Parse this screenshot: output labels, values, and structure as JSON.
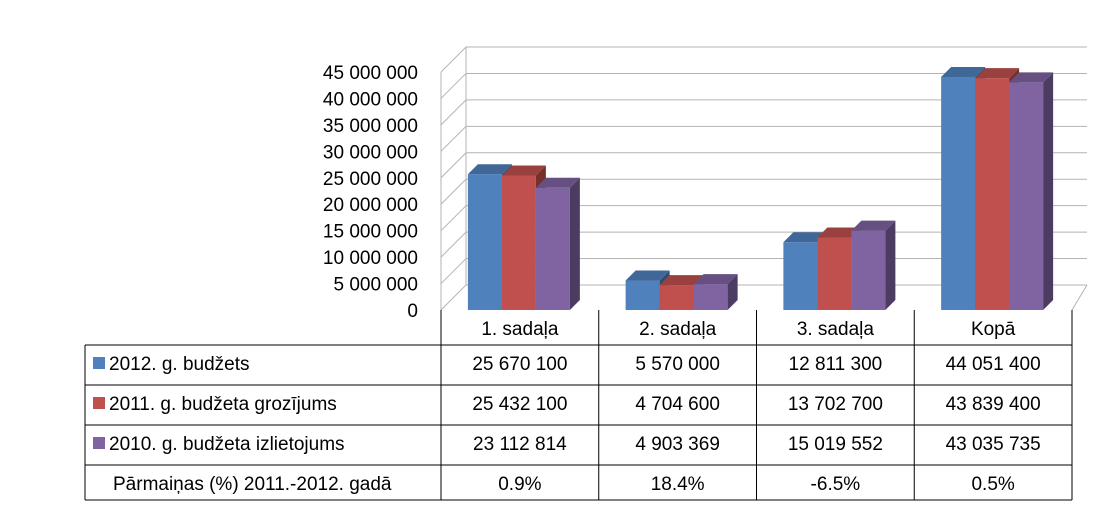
{
  "chart_data": {
    "type": "bar",
    "title": "",
    "xlabel": "",
    "ylabel": "",
    "ylim": [
      0,
      45000000
    ],
    "grid": true,
    "legend_placement": "in data table, left column",
    "categories": [
      "1. sadaļa",
      "2. sadaļa",
      "3. sadaļa",
      "Kopā"
    ],
    "y_ticks": [
      "0",
      "5 000 000",
      "10 000 000",
      "15 000 000",
      "20 000 000",
      "25 000 000",
      "30 000 000",
      "35 000 000",
      "40 000 000",
      "45 000 000"
    ],
    "series": [
      {
        "name": "2012. g. budžets",
        "color": "#4F81BD",
        "values": [
          25670100,
          5570000,
          12811300,
          44051400
        ],
        "labels": [
          "25 670 100",
          "5 570 000",
          "12 811 300",
          "44 051 400"
        ]
      },
      {
        "name": "2011. g. budžeta grozījums",
        "color": "#C0504D",
        "values": [
          25432100,
          4704600,
          13702700,
          43839400
        ],
        "labels": [
          "25 432 100",
          "4 704 600",
          "13 702 700",
          "43 839 400"
        ]
      },
      {
        "name": "2010. g. budžeta izlietojums",
        "color": "#8064A2",
        "values": [
          23112814,
          4903369,
          15019552,
          43035735
        ],
        "labels": [
          "23 112 814",
          "4 903 369",
          "15 019 552",
          "43 035 735"
        ]
      }
    ],
    "extra_row": {
      "name": "Pārmaiņas (%) 2011.-2012. gadā",
      "values": [
        "0.9%",
        "18.4%",
        "-6.5%",
        "0.5%"
      ]
    }
  }
}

--

» Task statement
Establish how many lines of the material above hold the word "budžeta". Nothing but the count should be returned.

» Reply
2